Task goal
Identify all lines of the data containing the string "ANALYTICS" and copy them.

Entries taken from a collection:
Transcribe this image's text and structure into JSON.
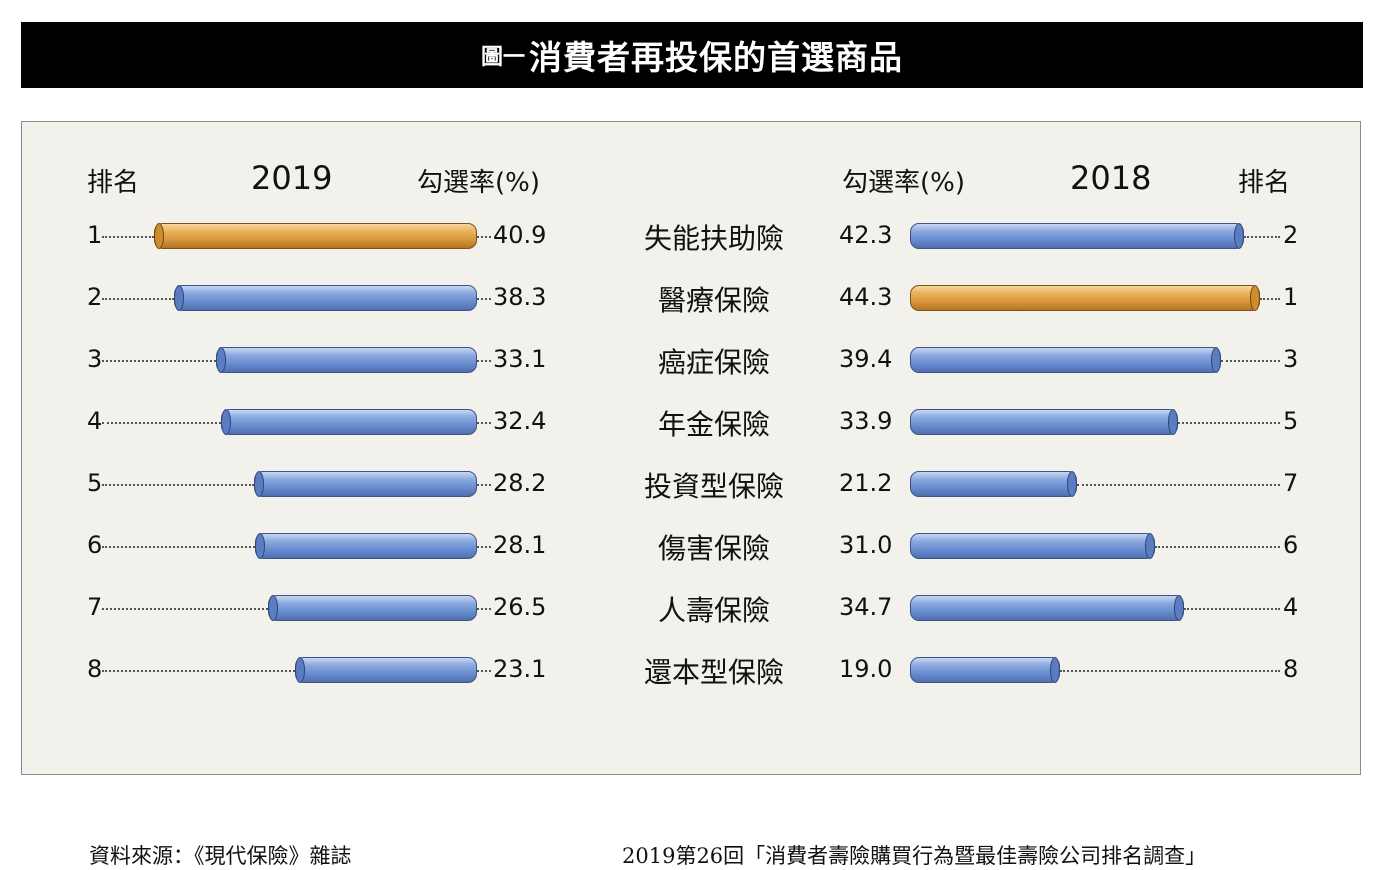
{
  "title": {
    "prefix": "圖一",
    "main": "消費者再投保的首選商品"
  },
  "headers": {
    "rank": "排名",
    "rate": "勾選率(%)",
    "year_left": "2019",
    "year_right": "2018"
  },
  "colors": {
    "top_rank": "#d9973a",
    "other": "#6b8fd1",
    "title_bg": "#000000",
    "panel_bg": "#f3f1ec"
  },
  "chart_data": {
    "type": "bar",
    "title": "消費者再投保的首選商品",
    "categories": [
      "失能扶助險",
      "醫療保險",
      "癌症保險",
      "年金保險",
      "投資型保險",
      "傷害保險",
      "人壽保險",
      "還本型保險"
    ],
    "series": [
      {
        "name": "2019",
        "values": [
          40.9,
          38.3,
          33.1,
          32.4,
          28.2,
          28.1,
          26.5,
          23.1
        ],
        "ranks": [
          "1",
          "2",
          "3",
          "4",
          "5",
          "6",
          "7",
          "8"
        ]
      },
      {
        "name": "2018",
        "values": [
          42.3,
          44.3,
          39.4,
          33.9,
          21.2,
          31.0,
          34.7,
          19.0
        ],
        "ranks": [
          "2",
          "1",
          "3",
          "5",
          "7",
          "6",
          "4",
          "8"
        ]
      }
    ],
    "value_labels_2019": [
      "40.9",
      "38.3",
      "33.1",
      "32.4",
      "28.2",
      "28.1",
      "26.5",
      "23.1"
    ],
    "value_labels_2018": [
      "42.3",
      "44.3",
      "39.4",
      "33.9",
      "21.2",
      "31.0",
      "34.7",
      "19.0"
    ],
    "xlim": [
      0,
      60
    ],
    "grid": false
  },
  "source": {
    "left": "資料來源：《現代保險》雜誌",
    "right": "2019第26回「消費者壽險購買行為暨最佳壽險公司排名調查」"
  }
}
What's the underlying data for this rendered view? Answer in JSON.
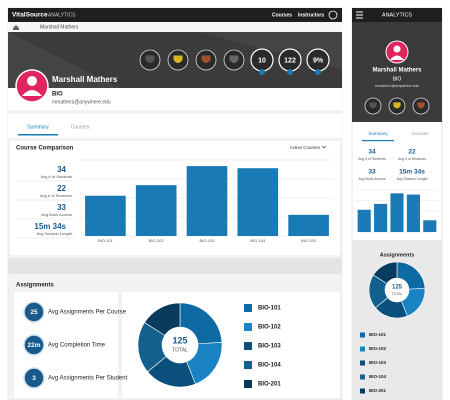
{
  "desktop": {
    "nav": {
      "brand": "VitalSource",
      "product": "ANALYTICS",
      "links": [
        "Courses",
        "Instructors"
      ]
    },
    "breadcrumb": "Marshall Mathers",
    "badges": {
      "counts": [
        "10",
        "122",
        "9%"
      ]
    },
    "profile": {
      "name": "Marshall Mathers",
      "course": "BIO",
      "email": "mmathers@anywhere.edu"
    },
    "tabs": [
      "Summary",
      "Courses"
    ],
    "comparison": {
      "title": "Course Comparison",
      "filter": "Active Courses",
      "stats": [
        {
          "value": "34",
          "label": "Avg # of Students"
        },
        {
          "value": "22",
          "label": "Avg # of Sessions"
        },
        {
          "value": "33",
          "label": "Avg Book Access"
        },
        {
          "value": "15m 34s",
          "label": "Avg Session Length"
        }
      ],
      "chart": {
        "categories": [
          "BIO-101",
          "BIO-102",
          "BIO-103",
          "BIO-104",
          "BIO-201"
        ],
        "values": [
          38,
          48,
          66,
          64,
          20
        ]
      }
    },
    "assignments": {
      "title": "Assignments",
      "stats": [
        {
          "value": "25",
          "label": "Avg Assignments Per Course"
        },
        {
          "value": "22m",
          "label": "Avg Completion Time"
        },
        {
          "value": "3",
          "label": "Avg Assignments Per Student"
        }
      ],
      "donut": {
        "total": "125",
        "total_label": "TOTAL",
        "categories": [
          "BIO-101",
          "BIO-102",
          "BIO-103",
          "BIO-104",
          "BIO-201"
        ],
        "values": [
          30,
          25,
          25,
          25,
          20
        ]
      }
    }
  },
  "mobile": {
    "nav": {
      "product": "ANALYTICS"
    },
    "profile": {
      "name": "Marshall Mathers",
      "course": "BIO",
      "email": "mmathers@anywhere.edu"
    },
    "tabs": [
      "Summary",
      "Courses"
    ],
    "stats": [
      {
        "value": "34",
        "label": "Avg # of Students"
      },
      {
        "value": "22",
        "label": "Avg # of Sessions"
      },
      {
        "value": "33",
        "label": "Avg Book Access"
      },
      {
        "value": "15m 34s",
        "label": "Avg Session Length"
      }
    ],
    "chart": {
      "values": [
        38,
        48,
        66,
        64,
        20
      ]
    },
    "assignments": {
      "title": "Assignments",
      "donut": {
        "total": "125",
        "total_label": "TOTAL",
        "categories": [
          "BIO-101",
          "BIO-102",
          "BIO-103",
          "BIO-104",
          "BIO-201"
        ],
        "values": [
          30,
          25,
          25,
          25,
          20
        ]
      }
    }
  }
}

Exercise output
      "product": "ANALYTICS",
      "product": "ANALYTICS"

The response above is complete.